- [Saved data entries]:
-- start --
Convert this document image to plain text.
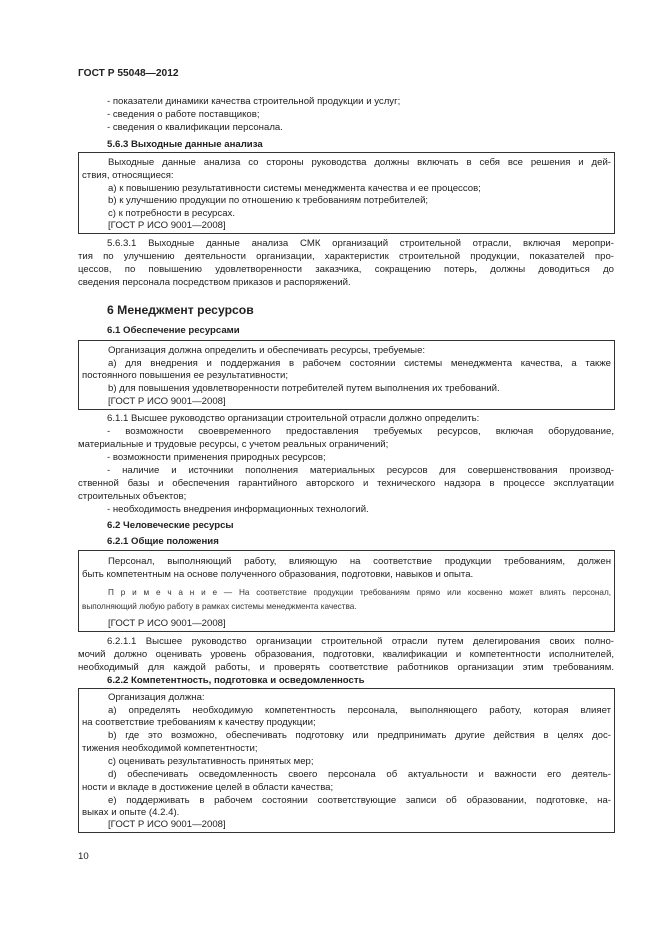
ГОСТ Р 55048—2012
- показатели динамики качества строительной продукции и услуг;
- сведения о работе поставщиков;
- сведения о квалификации персонала.
5.6.3 Выходные данные анализа
Выходные данные анализа со стороны руководства должны включать в себя все решения и дей-
ствия, относящиеся:
a) к повышению результативности системы менеджмента качества и ее процессов;
b) к улучшению продукции по отношению к требованиям потребителей;
c) к потребности в ресурсах.
[ГОСТ Р ИСО 9001—2008]
5.6.3.1 Выходные данные анализа СМК организаций строительной отрасли, включая меропри-
тия по улучшению деятельности организации, характеристик строительной продукции, показателей про-
цессов, по повышению удовлетворенности заказчика, сокращению потерь, должны доводиться до
сведения персонала посредством приказов и распоряжений.
6 Менеджмент ресурсов
6.1 Обеспечение ресурсами
Организация должна определить и обеспечивать ресурсы, требуемые:
a) для внедрения и поддержания в рабочем состоянии системы менеджмента качества, а также
постоянного повышения ее результативности;
b) для повышения удовлетворенности потребителей путем выполнения их требований.
[ГОСТ Р ИСО 9001—2008]
6.1.1 Высшее руководство организации строительной отрасли должно определить:
- возможности своевременного предоставления требуемых ресурсов, включая оборудование,
материальные и трудовые ресурсы, с учетом реальных ограничений;
- возможности применения природных ресурсов;
- наличие и источники пополнения материальных ресурсов для совершенствования производ-
ственной базы и обеспечения гарантийного авторского и технического надзора в процессе эксплуатации
строительных объектов;
- необходимость внедрения информационных технологий.
6.2 Человеческие ресурсы
6.2.1 Общие положения
Персонал, выполняющий работу, влияющую на соответствие продукции требованиям, должен
быть компетентным на основе полученного образования, подготовки, навыков и опыта.
П р и м е ч а н и е — На соответствие продукции требованиям прямо или косвенно может влиять персонал,
выполняющий любую работу в рамках системы менеджмента качества.
[ГОСТ Р ИСО 9001—2008]
6.2.1.1 Высшее руководство организации строительной отрасли путем делегирования своих полно-
мочий должно оценивать уровень образования, подготовки, квалификации и компетентности исполнителей,
необходимый для каждой работы, и проверять соответствие работников организации этим требованиям.
6.2.2 Компетентность, подготовка и осведомленность
Организация должна:
a) определять необходимую компетентность персонала, выполняющего работу, которая влияет
на соответствие требованиям к качеству продукции;
b) где это возможно, обеспечивать подготовку или предпринимать другие действия в целях дос-
тижения необходимой компетентности;
c) оценивать результативность принятых мер;
d) обеспечивать осведомленность своего персонала об актуальности и важности его деятель-
ности и вкладе в достижение целей в области качества;
e) поддерживать в рабочем состоянии соответствующие записи об образовании, подготовке, на-
выках и опыте (4.2.4).
[ГОСТ Р ИСО 9001—2008]
10
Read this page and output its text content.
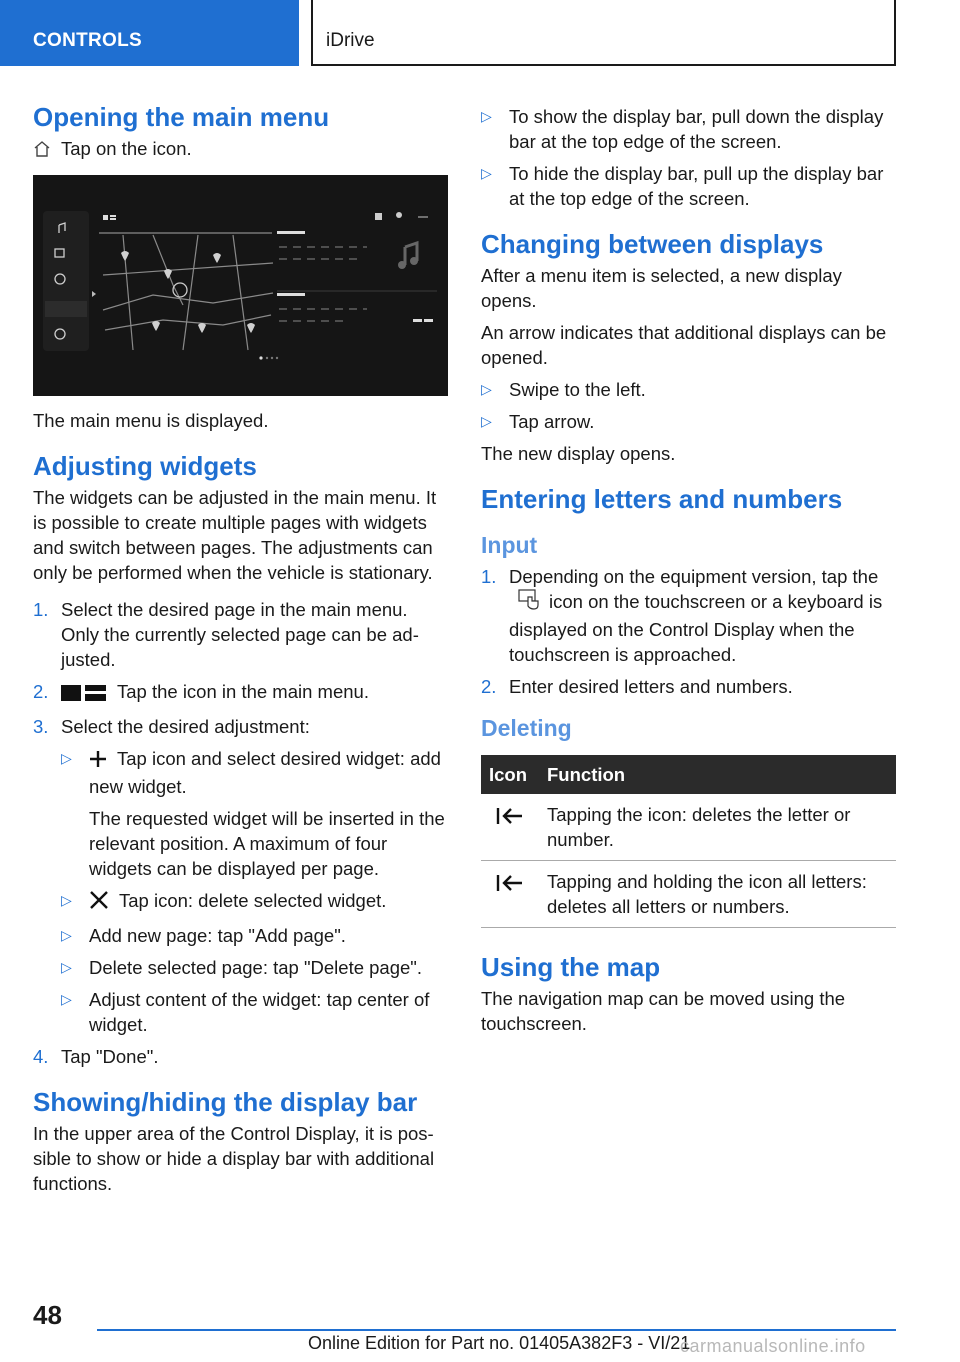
CONTROLS	iDrive
Opening the main menu
Tap on the icon.

The main menu is displayed.

Adjusting widgets

The widgets can be adjusted in the main menu. It is possible to create multiple pages with widgets and switch between pages. The adjustments can only be performed when the vehicle is stationary.

1. Select the desired page in the main menu. Only the currently selected page can be adjusted.
2.	Tap the icon in the main menu.
3. Select the desired adjustment:
▷ Tap icon and select desired widget: add new widget.

The requested widget will be inserted in the relevant position. A maximum of four widgets can be displayed per page.

▷	Tap icon: delete selected widget.
▷ Add new page: tap "Add page".
▷ Delete selected page: tap "Delete page".
▷ Adjust content of the widget: tap center of widget.
4. Tap "Done".
Showing/hiding the display bar

In the upper area of the Control Display, it is possible to show or hide a display bar with additional functions.

▷ To show the display bar, pull down the display bar at the top edge of the screen.
▷ To hide the display bar, pull up the display bar at the top edge of the screen.
Changing between displays

After a menu item is selected, a new display opens.

An arrow indicates that additional displays can be opened.

▷ Swipe to the left.
▷ Tap arrow.

The new display opens.

Entering letters and numbers
Input
1. Depending on the equipment version, tap the icon on the touchscreen or a keyboard is displayed on the Control Display when the touchscreen is approached.
2. Enter desired letters and numbers.
Deleting
Icon	Function
	Tapping the icon: deletes the letter or number.
	Tapping and holding the icon all letters: deletes all letters or numbers.
Using the map

The navigation map can be moved using the touchscreen.

48
Online Edition for Part no. 01405A382F3 - VI/21
carmanualsonline.info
-- end --
- [What is expected]:
Find the string "путем" in the records, then copy each line where it occurs.

- [Full answer]:
b) для повышения удовлетворенности потребителей путем выполнения их требований.
6.2.1.1 Высшее руководство организации строительной отрасли путем делегирования своих полно-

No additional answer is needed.